→ Data listing

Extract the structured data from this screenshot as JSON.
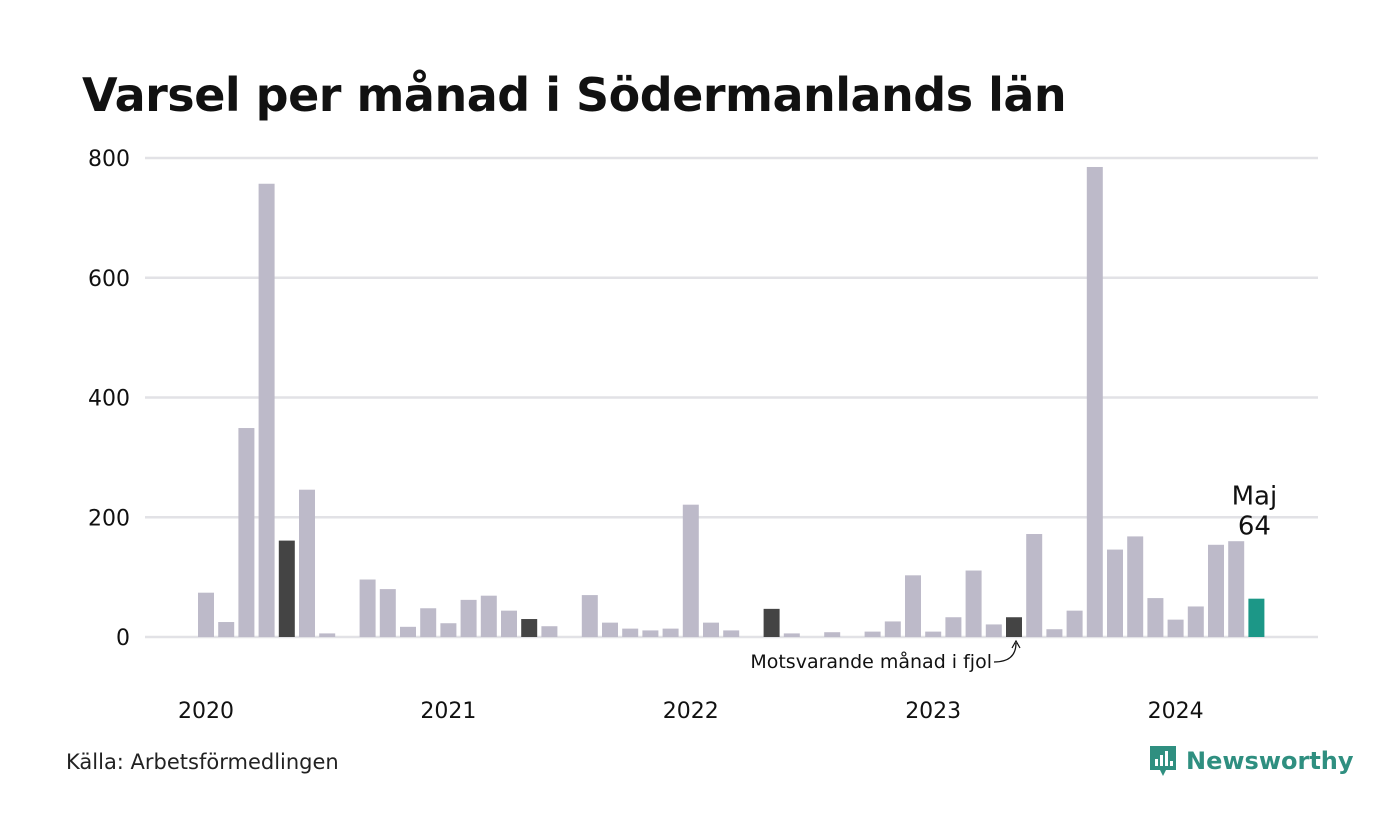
{
  "chart_data": {
    "type": "bar",
    "title": "Varsel per månad i Södermanlands län",
    "ylim": [
      0,
      800
    ],
    "yticks": [
      "0",
      "200",
      "400",
      "600",
      "800"
    ],
    "year_labels": [
      "2020",
      "2021",
      "2022",
      "2023",
      "2024"
    ],
    "grid": true,
    "months": [
      "2020-01",
      "2020-02",
      "2020-03",
      "2020-04",
      "2020-05",
      "2020-06",
      "2020-07",
      "2020-08",
      "2020-09",
      "2020-10",
      "2020-11",
      "2020-12",
      "2021-01",
      "2021-02",
      "2021-03",
      "2021-04",
      "2021-05",
      "2021-06",
      "2021-07",
      "2021-08",
      "2021-09",
      "2021-10",
      "2021-11",
      "2021-12",
      "2022-01",
      "2022-02",
      "2022-03",
      "2022-04",
      "2022-05",
      "2022-06",
      "2022-07",
      "2022-08",
      "2022-09",
      "2022-10",
      "2022-11",
      "2022-12",
      "2023-01",
      "2023-02",
      "2023-03",
      "2023-04",
      "2023-05",
      "2023-06",
      "2023-07",
      "2023-08",
      "2023-09",
      "2023-10",
      "2023-11",
      "2023-12",
      "2024-01",
      "2024-02",
      "2024-03",
      "2024-04",
      "2024-05"
    ],
    "values": [
      74,
      25,
      349,
      757,
      161,
      246,
      6,
      0,
      96,
      80,
      17,
      48,
      23,
      62,
      69,
      44,
      30,
      18,
      0,
      70,
      24,
      14,
      11,
      14,
      221,
      24,
      11,
      0,
      47,
      6,
      0,
      8,
      0,
      9,
      26,
      103,
      9,
      33,
      111,
      21,
      33,
      172,
      13,
      44,
      785,
      146,
      168,
      65,
      29,
      51,
      154,
      160,
      64
    ],
    "highlight_may_indices": [
      4,
      16,
      28,
      40
    ],
    "current_index": 52,
    "current_label": "Maj",
    "current_value_label": "64",
    "annotation": "Motsvarande månad i fjol",
    "colors": {
      "bar": "#bdbac9",
      "highlight": "#444444",
      "current": "#1c9787",
      "grid": "#e2e2e6"
    }
  },
  "footer": {
    "source": "Källa: Arbetsförmedlingen",
    "brand": "Newsworthy",
    "brand_icon": "newsworthy-logo-icon"
  }
}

→ Task to complete
Print out the lines exactly, skipping any picture.

→ The response
Extract the structured data from this screenshot as JSON.
{
  "chart_data": {
    "type": "bar",
    "title": "Varsel per månad i Södermanlands län",
    "ylim": [
      0,
      800
    ],
    "yticks": [
      "0",
      "200",
      "400",
      "600",
      "800"
    ],
    "year_labels": [
      "2020",
      "2021",
      "2022",
      "2023",
      "2024"
    ],
    "grid": true,
    "months": [
      "2020-01",
      "2020-02",
      "2020-03",
      "2020-04",
      "2020-05",
      "2020-06",
      "2020-07",
      "2020-08",
      "2020-09",
      "2020-10",
      "2020-11",
      "2020-12",
      "2021-01",
      "2021-02",
      "2021-03",
      "2021-04",
      "2021-05",
      "2021-06",
      "2021-07",
      "2021-08",
      "2021-09",
      "2021-10",
      "2021-11",
      "2021-12",
      "2022-01",
      "2022-02",
      "2022-03",
      "2022-04",
      "2022-05",
      "2022-06",
      "2022-07",
      "2022-08",
      "2022-09",
      "2022-10",
      "2022-11",
      "2022-12",
      "2023-01",
      "2023-02",
      "2023-03",
      "2023-04",
      "2023-05",
      "2023-06",
      "2023-07",
      "2023-08",
      "2023-09",
      "2023-10",
      "2023-11",
      "2023-12",
      "2024-01",
      "2024-02",
      "2024-03",
      "2024-04",
      "2024-05"
    ],
    "values": [
      74,
      25,
      349,
      757,
      161,
      246,
      6,
      0,
      96,
      80,
      17,
      48,
      23,
      62,
      69,
      44,
      30,
      18,
      0,
      70,
      24,
      14,
      11,
      14,
      221,
      24,
      11,
      0,
      47,
      6,
      0,
      8,
      0,
      9,
      26,
      103,
      9,
      33,
      111,
      21,
      33,
      172,
      13,
      44,
      785,
      146,
      168,
      65,
      29,
      51,
      154,
      160,
      64
    ],
    "highlight_may_indices": [
      4,
      16,
      28,
      40
    ],
    "current_index": 52,
    "current_label": "Maj",
    "current_value_label": "64",
    "annotation": "Motsvarande månad i fjol",
    "colors": {
      "bar": "#bdbac9",
      "highlight": "#444444",
      "current": "#1c9787",
      "grid": "#e2e2e6"
    }
  },
  "footer": {
    "source": "Källa: Arbetsförmedlingen",
    "brand": "Newsworthy",
    "brand_icon": "newsworthy-logo-icon"
  }
}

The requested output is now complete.